What is needed => Return only the number of lines that hold "截至目前".

[Saved entries]

— begin —

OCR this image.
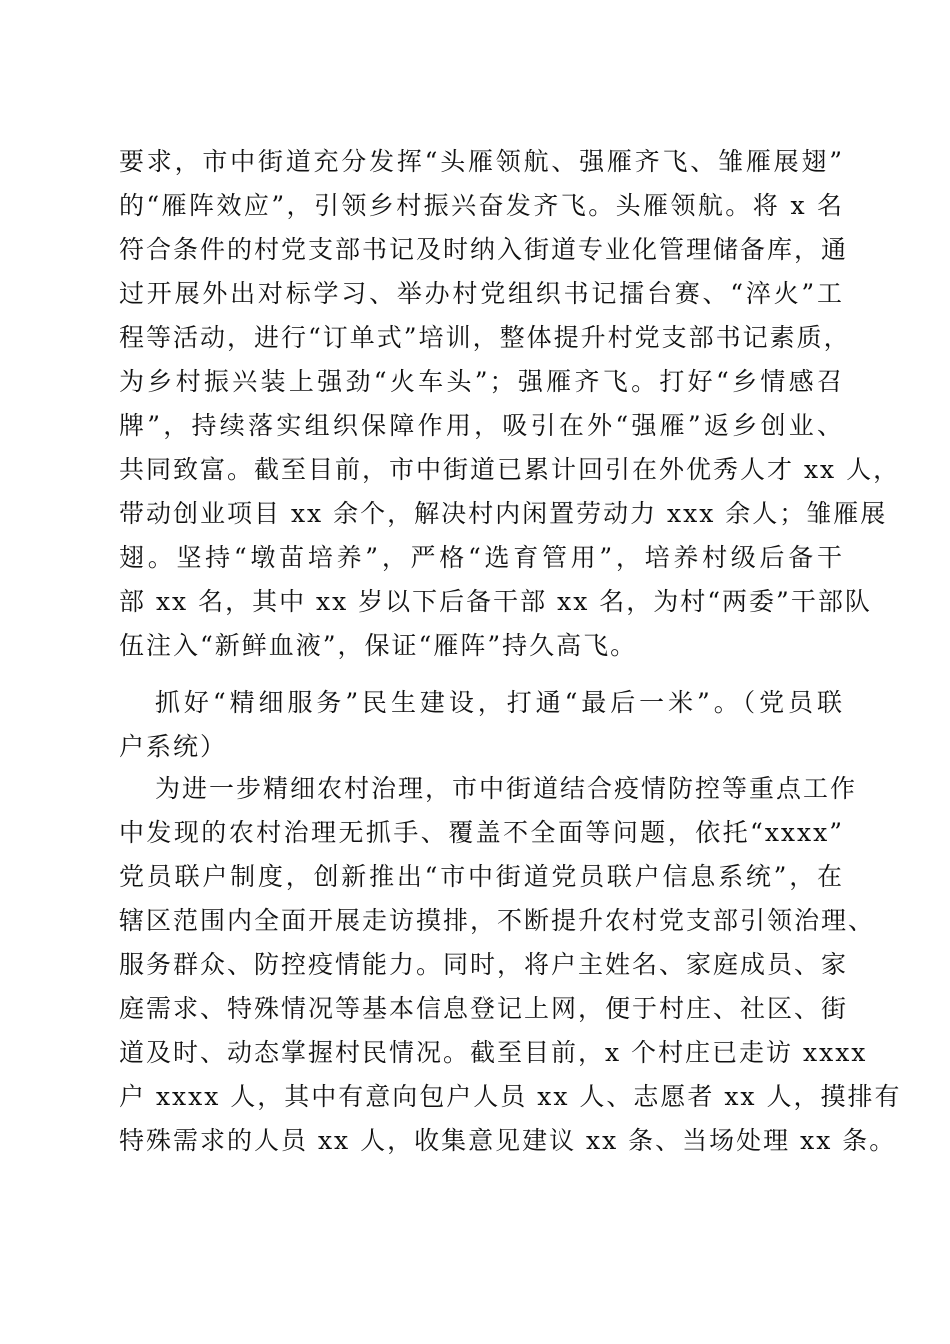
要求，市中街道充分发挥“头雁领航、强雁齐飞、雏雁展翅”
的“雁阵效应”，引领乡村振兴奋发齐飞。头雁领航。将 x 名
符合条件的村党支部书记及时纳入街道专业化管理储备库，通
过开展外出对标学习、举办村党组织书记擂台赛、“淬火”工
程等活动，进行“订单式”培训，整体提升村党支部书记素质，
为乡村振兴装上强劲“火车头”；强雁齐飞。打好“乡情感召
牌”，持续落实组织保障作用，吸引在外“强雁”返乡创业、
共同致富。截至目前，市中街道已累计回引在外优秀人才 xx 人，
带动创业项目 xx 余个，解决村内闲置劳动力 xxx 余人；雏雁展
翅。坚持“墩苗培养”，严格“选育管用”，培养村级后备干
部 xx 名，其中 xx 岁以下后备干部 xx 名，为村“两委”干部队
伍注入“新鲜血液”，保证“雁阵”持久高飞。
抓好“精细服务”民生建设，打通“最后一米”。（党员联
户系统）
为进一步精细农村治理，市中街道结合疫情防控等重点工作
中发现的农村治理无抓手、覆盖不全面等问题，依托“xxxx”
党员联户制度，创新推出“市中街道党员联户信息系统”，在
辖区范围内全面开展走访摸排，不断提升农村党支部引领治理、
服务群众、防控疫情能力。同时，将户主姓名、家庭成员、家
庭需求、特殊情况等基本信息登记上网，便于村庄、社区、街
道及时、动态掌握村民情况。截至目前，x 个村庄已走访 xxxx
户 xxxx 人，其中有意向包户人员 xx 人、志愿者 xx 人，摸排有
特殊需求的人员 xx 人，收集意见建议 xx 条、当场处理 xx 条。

— end —

Written response => 2